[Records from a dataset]
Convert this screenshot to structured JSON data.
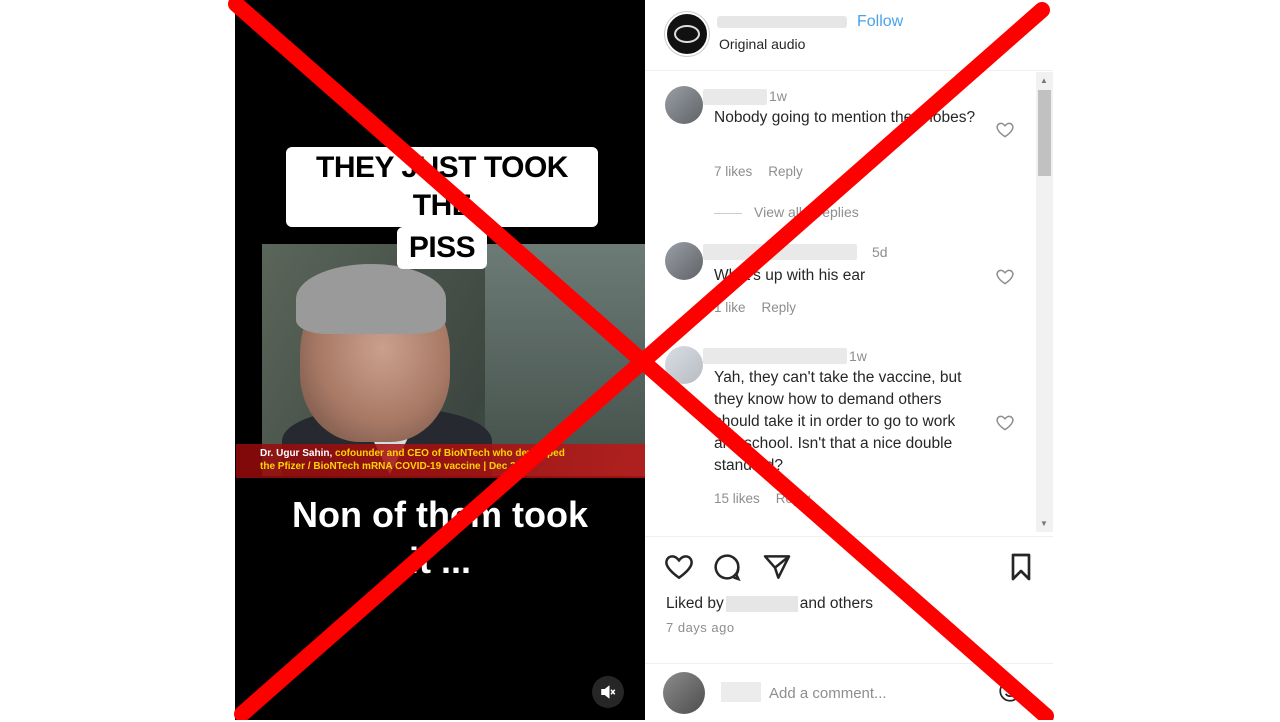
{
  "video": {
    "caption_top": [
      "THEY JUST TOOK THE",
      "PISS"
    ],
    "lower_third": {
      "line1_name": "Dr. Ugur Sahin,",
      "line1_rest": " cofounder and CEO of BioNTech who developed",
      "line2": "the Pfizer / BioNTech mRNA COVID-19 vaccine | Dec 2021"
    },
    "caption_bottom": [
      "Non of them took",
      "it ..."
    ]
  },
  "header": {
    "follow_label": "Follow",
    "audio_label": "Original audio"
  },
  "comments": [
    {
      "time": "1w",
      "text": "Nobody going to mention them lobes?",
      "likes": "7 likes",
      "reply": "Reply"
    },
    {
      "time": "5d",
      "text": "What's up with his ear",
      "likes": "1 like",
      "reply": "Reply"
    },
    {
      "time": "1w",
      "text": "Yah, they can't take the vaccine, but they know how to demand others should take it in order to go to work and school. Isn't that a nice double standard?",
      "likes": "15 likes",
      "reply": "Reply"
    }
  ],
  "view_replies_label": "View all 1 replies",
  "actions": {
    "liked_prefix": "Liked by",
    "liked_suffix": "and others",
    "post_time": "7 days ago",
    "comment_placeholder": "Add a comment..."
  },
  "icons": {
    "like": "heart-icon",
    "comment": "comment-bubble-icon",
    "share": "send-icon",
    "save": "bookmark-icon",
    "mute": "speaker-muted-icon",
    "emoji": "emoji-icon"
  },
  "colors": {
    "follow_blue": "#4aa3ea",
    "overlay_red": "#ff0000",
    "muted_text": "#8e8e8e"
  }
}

* * *

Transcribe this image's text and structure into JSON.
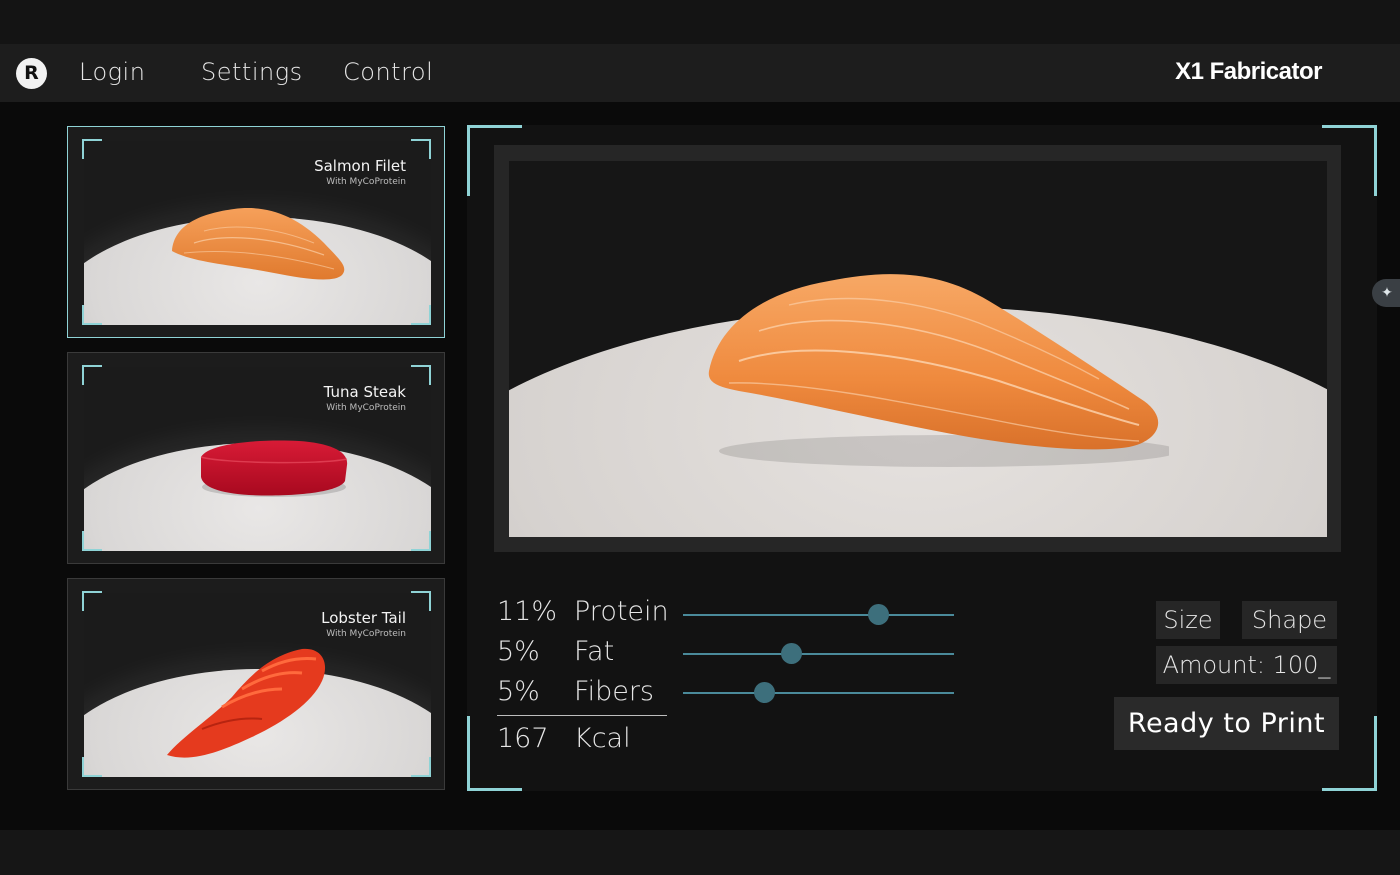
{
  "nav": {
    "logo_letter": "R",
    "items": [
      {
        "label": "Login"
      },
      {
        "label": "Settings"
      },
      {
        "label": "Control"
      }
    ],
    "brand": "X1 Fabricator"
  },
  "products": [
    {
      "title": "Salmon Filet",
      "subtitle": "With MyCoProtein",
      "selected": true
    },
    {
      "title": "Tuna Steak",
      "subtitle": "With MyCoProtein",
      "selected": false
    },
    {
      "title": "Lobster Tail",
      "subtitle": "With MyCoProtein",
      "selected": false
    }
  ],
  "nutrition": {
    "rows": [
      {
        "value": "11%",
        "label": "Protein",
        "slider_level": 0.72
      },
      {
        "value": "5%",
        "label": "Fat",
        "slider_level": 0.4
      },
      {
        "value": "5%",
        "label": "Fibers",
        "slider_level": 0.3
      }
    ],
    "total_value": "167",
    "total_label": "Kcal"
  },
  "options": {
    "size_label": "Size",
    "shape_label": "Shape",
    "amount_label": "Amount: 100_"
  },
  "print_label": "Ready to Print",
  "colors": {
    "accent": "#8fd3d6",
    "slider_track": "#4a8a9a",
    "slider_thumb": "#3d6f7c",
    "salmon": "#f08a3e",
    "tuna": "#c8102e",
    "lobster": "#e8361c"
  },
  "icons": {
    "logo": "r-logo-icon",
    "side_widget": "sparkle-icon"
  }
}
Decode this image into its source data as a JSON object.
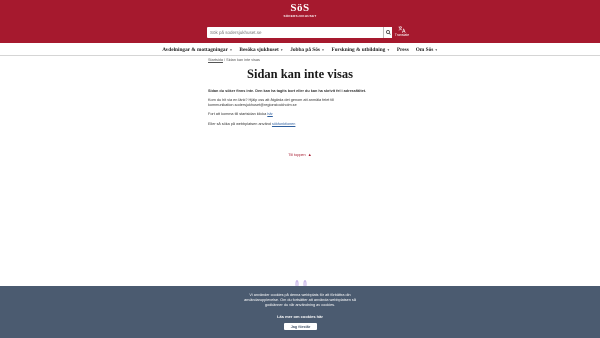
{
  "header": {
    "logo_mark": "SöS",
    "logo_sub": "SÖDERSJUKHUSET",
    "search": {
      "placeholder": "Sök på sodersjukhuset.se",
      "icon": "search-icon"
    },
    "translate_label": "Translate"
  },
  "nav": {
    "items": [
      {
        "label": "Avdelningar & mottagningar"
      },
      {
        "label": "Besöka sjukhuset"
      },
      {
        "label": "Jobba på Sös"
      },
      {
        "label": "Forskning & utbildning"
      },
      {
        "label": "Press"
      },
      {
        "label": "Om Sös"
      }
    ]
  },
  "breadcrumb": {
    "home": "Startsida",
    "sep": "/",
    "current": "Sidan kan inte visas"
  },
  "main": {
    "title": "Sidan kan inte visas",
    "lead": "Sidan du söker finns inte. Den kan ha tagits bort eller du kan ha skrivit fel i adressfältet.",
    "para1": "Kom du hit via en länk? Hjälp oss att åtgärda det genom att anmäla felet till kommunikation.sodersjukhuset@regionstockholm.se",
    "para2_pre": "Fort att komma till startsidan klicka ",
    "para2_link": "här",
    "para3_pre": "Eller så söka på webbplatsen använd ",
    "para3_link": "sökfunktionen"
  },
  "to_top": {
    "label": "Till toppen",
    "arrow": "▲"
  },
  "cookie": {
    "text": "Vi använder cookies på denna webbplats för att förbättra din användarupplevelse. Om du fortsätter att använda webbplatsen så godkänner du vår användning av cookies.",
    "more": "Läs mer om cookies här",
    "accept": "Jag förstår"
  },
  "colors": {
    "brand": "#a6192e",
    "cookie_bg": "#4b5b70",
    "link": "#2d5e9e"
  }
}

Work to be completed
Report every line of the records that contains the word "BioNTech".

Response to this exercise
      "line1_rest": " cofounder and CEO of BioNTech who developed",
      "line2": "the Pfizer / BioNTech mRNA COVID-19 vaccine | Dec 2021"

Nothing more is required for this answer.